In the records below, take the stretch from the line containing "series-2-point-11 — [731, 354, 739, 362]" through the line containing "series-2-point-10 — [676, 356, 684, 364]", both included, and output it as a Markdown table with the columns Row and Entry, skipping any blank lines.
....
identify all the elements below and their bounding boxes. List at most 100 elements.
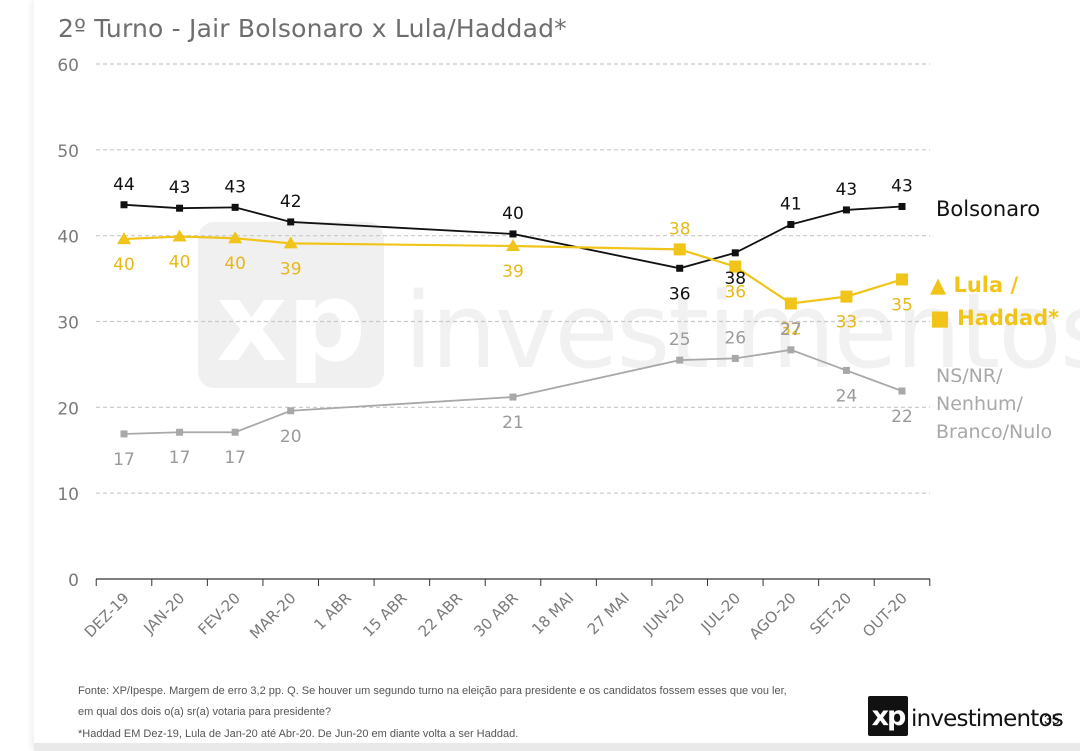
series-2-point-11 — [731, 354, 739, 362]
series-2-point-7 — [509, 393, 517, 401]
series-0-point-7 — [509, 230, 517, 238]
legend-lula-haddad-line-0: ▲ Lula / — [930, 273, 1018, 297]
series-2-label-1: 17 — [169, 448, 191, 468]
series-0-point-14 — [898, 202, 906, 210]
series-2-label-3: 20 — [280, 427, 302, 447]
series-0-label-2: 43 — [224, 177, 246, 197]
y-tick-label-30: 30 — [57, 314, 79, 334]
series-line-2 — [123, 348, 903, 435]
series-2-point-10 — [676, 356, 684, 364]
series-0-point-2 — [231, 203, 239, 211]
x-tick-label-7: 30 ABR — [470, 589, 522, 641]
series-2-point-12 — [787, 346, 795, 354]
legend-nsnr-line-2: Branco/Nulo — [936, 421, 1052, 443]
watermark: xp investimentos — [198, 222, 1080, 392]
xp-logo: xp investimentos — [868, 696, 1064, 736]
x-tick-label-14: OUT-20 — [859, 589, 911, 641]
series-2-label-2: 17 — [224, 448, 246, 468]
series-1-point-2 — [228, 231, 243, 244]
series-2-point-3 — [287, 407, 295, 415]
series-2-label-7: 21 — [502, 413, 524, 433]
series-1-label-13: 33 — [836, 313, 858, 333]
series-1-point-13 — [840, 290, 853, 303]
footnote-haddad: *Haddad EM Dez-19, Lula de Jan-20 até Ab… — [78, 728, 519, 740]
series-2-label-0: 17 — [113, 450, 135, 470]
series-0-label-0: 44 — [113, 175, 135, 195]
x-tick-label-8: 18 MAI — [528, 589, 577, 638]
x-tick-label-3: MAR-20 — [246, 589, 299, 642]
legend-bolsonaro: Bolsonaro — [936, 197, 1040, 221]
y-tick-label-20: 20 — [57, 399, 79, 419]
watermark-investimentos: investimentos — [404, 270, 1080, 392]
series-1-label-3: 39 — [280, 259, 302, 279]
series-2-label-13: 24 — [836, 386, 858, 406]
legend-nsnr-line-0: NS/NR/ — [936, 365, 1003, 387]
x-tick-label-5: 15 ABR — [359, 589, 411, 641]
footnote-source: Fonte: XP/Ipespe. Margem de erro 3,2 pp.… — [78, 685, 787, 697]
series-0-point-3 — [287, 218, 295, 226]
series-0-label-3: 42 — [280, 192, 302, 212]
series-1-label-10: 38 — [669, 219, 691, 239]
series-1-point-14 — [896, 273, 908, 286]
watermark-box — [198, 222, 384, 388]
bottom-divider — [34, 743, 1080, 751]
series-0-label-1: 43 — [169, 178, 191, 198]
x-tick-label-11: JUL-20 — [697, 589, 744, 636]
series-2-point-2 — [231, 428, 239, 436]
series-1-point-12 — [784, 297, 797, 310]
series-1-point-7 — [506, 238, 520, 251]
y-tick-label-60: 60 — [57, 56, 79, 76]
legend-nsnr-line-1: Nenhum/ — [936, 393, 1024, 415]
series-1-point-3 — [283, 236, 298, 249]
footnote-question: em qual dos dois o(a) sr(a) votaria para… — [78, 706, 332, 718]
page-number: 35 — [1044, 711, 1060, 727]
series-1-label-12: 32 — [780, 319, 802, 339]
series-0-label-13: 43 — [836, 180, 858, 200]
x-tick-label-1: JAN-20 — [139, 589, 188, 638]
series-1-point-10 — [673, 243, 686, 256]
series-1-label-2: 40 — [224, 254, 246, 274]
series-2-label-14: 22 — [891, 407, 913, 427]
series-1-point-11 — [729, 260, 742, 273]
series-0-point-0 — [120, 201, 128, 209]
series-2-label-10: 25 — [669, 330, 691, 350]
chart-series — [117, 201, 908, 438]
series-0-point-1 — [176, 204, 184, 212]
chart-title: 2º Turno - Jair Bolsonaro x Lula/Haddad* — [58, 14, 567, 43]
series-1-label-14: 35 — [891, 295, 913, 315]
x-tick-label-2: FEV-20 — [194, 589, 243, 638]
y-tick-label-50: 50 — [57, 142, 79, 162]
x-tick-label-12: AGO-20 — [746, 589, 800, 643]
x-tick-label-0: DEZ-19 — [81, 589, 133, 641]
series-1-label-7: 39 — [502, 262, 524, 282]
x-tick-label-6: 22 ABR — [415, 589, 467, 641]
x-tick-label-10: JUN-20 — [639, 589, 689, 639]
legend-lula-haddad-line-1: ■ Haddad* — [930, 306, 1059, 330]
series-0-point-11 — [731, 249, 739, 257]
series-2-point-0 — [120, 430, 128, 438]
series-line-1 — [123, 235, 903, 305]
series-2-point-14 — [898, 387, 906, 395]
y-tick-label-40: 40 — [57, 228, 79, 248]
watermark-xp: xp — [216, 258, 366, 386]
series-1-label-1: 40 — [169, 253, 191, 273]
line-chart: xp investimentos 0 10 20 30 40 50 60 DEZ-19 JAN-… — [57, 56, 1080, 643]
series-1-label-0: 40 — [113, 255, 135, 275]
series-0-label-10: 36 — [669, 284, 691, 304]
series-2-point-1 — [176, 428, 184, 436]
chart-legend: Bolsonaro ▲ Lula / ■ Haddad* NS/NR/Nenhum/B… — [930, 197, 1059, 443]
series-2-label-11: 26 — [724, 328, 746, 348]
x-tick-label-13: SET-20 — [806, 589, 855, 638]
xp-logo-wordmark: investimentos — [911, 706, 1064, 732]
chart-axes: DEZ-19 JAN-20 FEV-20 MAR-20 1 ABR 15 ABR 22 AB… — [81, 578, 931, 643]
series-1-point-0 — [117, 232, 131, 245]
y-tick-label-0: 0 — [68, 571, 79, 591]
series-2-label-12: 27 — [780, 320, 802, 340]
series-0-label-14: 43 — [891, 176, 913, 196]
series-0-label-12: 41 — [780, 195, 802, 215]
x-tick-label-9: 27 MAI — [584, 589, 633, 638]
series-0-point-12 — [787, 221, 795, 229]
series-1-point-1 — [172, 229, 187, 242]
x-tick-label-4: 1 ABR — [310, 589, 355, 634]
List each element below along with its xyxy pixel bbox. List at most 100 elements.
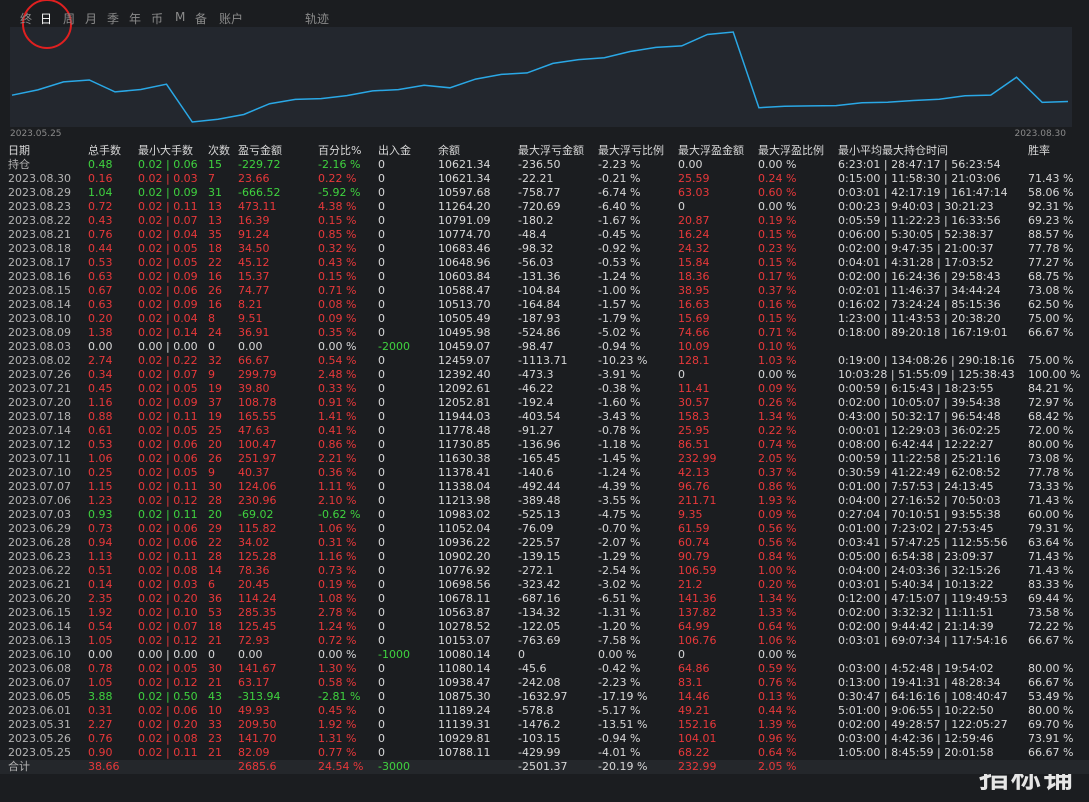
cell: 0 <box>378 396 385 409</box>
cell: 31 <box>208 186 222 199</box>
cell: 0.61 <box>88 424 113 437</box>
cell: 0.00 <box>238 340 263 353</box>
cell: 66.67 % <box>1028 746 1074 759</box>
cell: 0.31 <box>88 704 113 717</box>
cell: 9 <box>208 466 215 479</box>
tab[interactable]: 月 <box>85 12 98 26</box>
cell: -1.60 % <box>598 396 641 409</box>
cell: 24 <box>208 326 222 339</box>
cell: 83.33 % <box>1028 578 1074 591</box>
cell: -104.84 <box>518 284 561 297</box>
cell: 11213.98 <box>438 494 491 507</box>
row-label: 2023.05.25 <box>8 746 71 759</box>
cell: 0 <box>678 200 685 213</box>
cell: -4.39 % <box>598 480 641 493</box>
cell: 11630.38 <box>438 452 491 465</box>
cell: 0 <box>378 536 385 549</box>
column-header: 最大浮盈比例 <box>758 144 824 157</box>
cell: 152.16 <box>678 718 717 731</box>
cell: -56.03 <box>518 256 554 269</box>
cell: -1.67 % <box>598 214 641 227</box>
cell: 69.70 % <box>1028 718 1074 731</box>
cell: 25.95 <box>678 424 710 437</box>
tab[interactable]: 周 <box>63 12 76 26</box>
cell: -525.13 <box>518 508 561 521</box>
total-row-bg <box>0 760 1089 774</box>
cell: 11338.04 <box>438 480 491 493</box>
cell: 0 <box>378 452 385 465</box>
tab[interactable]: 日 <box>40 12 53 26</box>
cell: -140.6 <box>518 466 554 479</box>
cell: 69.23 % <box>1028 214 1074 227</box>
tab[interactable]: 备 <box>195 12 208 26</box>
tab[interactable]: 轨迹 <box>305 12 330 26</box>
tab[interactable]: M <box>175 10 186 24</box>
cell: 0.36 % <box>318 466 357 479</box>
cell: 0 <box>378 466 385 479</box>
cell: 0.53 <box>88 438 113 451</box>
tab[interactable]: 币 <box>151 12 164 26</box>
cell: -1.79 % <box>598 312 641 325</box>
cell: 0 <box>378 732 385 745</box>
cell: 1.16 % <box>318 550 357 563</box>
cell: 1.39 % <box>758 718 797 731</box>
cell: 21.2 <box>678 578 703 591</box>
cell: 0.00 <box>238 648 263 661</box>
tab[interactable]: 年 <box>129 12 142 26</box>
cell: 16.63 <box>678 298 710 311</box>
cell: 232.99 <box>678 760 717 773</box>
cell: 0.02 | 0.14 <box>138 326 198 339</box>
cell: 0 <box>378 158 385 171</box>
tab[interactable]: 季 <box>107 12 120 26</box>
cell: 0 <box>378 662 385 675</box>
tab[interactable]: 终 <box>20 12 33 26</box>
cell: -1.24 % <box>598 270 641 283</box>
cell: 10.09 <box>678 340 710 353</box>
cell: 0 <box>518 648 525 661</box>
cell: -6.51 % <box>598 592 641 605</box>
row-label: 2023.08.16 <box>8 270 71 283</box>
cell: 10678.11 <box>438 592 491 605</box>
cell: -134.32 <box>518 606 561 619</box>
cell: 8 <box>208 312 215 325</box>
cell: -0.21 % <box>598 172 641 185</box>
cell: 0 <box>378 480 385 493</box>
cell: 18 <box>208 620 222 633</box>
cell: 58.06 % <box>1028 186 1074 199</box>
cell: 0 <box>378 676 385 689</box>
cell: -0.94 % <box>598 340 641 353</box>
cell: 0.10 % <box>758 340 797 353</box>
row-label: 2023.08.22 <box>8 214 71 227</box>
row-label: 2023.08.03 <box>8 340 71 353</box>
cell: 209.50 <box>238 718 277 731</box>
cell: 40.37 <box>238 466 270 479</box>
cell: 10983.02 <box>438 508 491 521</box>
cell: 0 <box>378 578 385 591</box>
cell: 19 <box>208 410 222 423</box>
cell: -473.3 <box>518 368 554 381</box>
cell: 38.95 <box>678 284 710 297</box>
cell: 11080.14 <box>438 662 491 675</box>
row-label: 2023.08.17 <box>8 256 71 269</box>
cell: 1.92 % <box>318 718 357 731</box>
cell: 16.39 <box>238 214 270 227</box>
cell: -76.09 <box>518 522 554 535</box>
tab[interactable]: 账户 <box>219 12 244 26</box>
cell: 0:12:00 | 47:15:07 | 119:49:53 <box>838 592 1008 605</box>
cell: 0.00 <box>88 648 113 661</box>
cell: 63.64 % <box>1028 536 1074 549</box>
cell: 10495.98 <box>438 326 491 339</box>
cell: 0.02 | 0.50 <box>138 690 198 703</box>
cell: 137.82 <box>678 606 717 619</box>
cell: 0:03:00 | 4:42:36 | 12:59:46 <box>838 732 994 745</box>
cell: 34.02 <box>238 536 270 549</box>
cell: 74.66 <box>678 326 710 339</box>
cell: 0.00 % <box>758 158 797 171</box>
cell: 0.02 | 0.12 <box>138 494 198 507</box>
cell: 0.32 % <box>318 242 357 255</box>
cell: -758.77 <box>518 186 561 199</box>
cell: 0.00 % <box>598 648 637 661</box>
end-date: 2023.08.30 <box>1014 129 1066 139</box>
cell: 84.21 % <box>1028 382 1074 395</box>
cell: -91.27 <box>518 424 554 437</box>
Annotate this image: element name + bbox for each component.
....
Exercise answer ▸
| Row | Entry |
|---|---|
| 1 | series-2-point-11 — [731, 354, 739, 362] |
| 2 | series-2-point-7 — [509, 393, 517, 401] |
| 3 | series-0-point-7 — [509, 230, 517, 238] |
| 4 | legend-lula-haddad-line-0: ▲ Lula / — [930, 273, 1018, 297] |
| 5 | series-2-label-1: 17 — [169, 448, 191, 468] |
| 6 | series-0-point-14 — [898, 202, 906, 210] |
| 7 | series-2-label-3: 20 — [280, 427, 302, 447] |
| 8 | series-0-label-2: 43 — [224, 177, 246, 197] |
| 9 | y-tick-label-30: 30 — [57, 314, 79, 334] |
| 10 | series-line-2 — [123, 348, 903, 435] |
| 11 | series-2-point-10 — [676, 356, 684, 364] |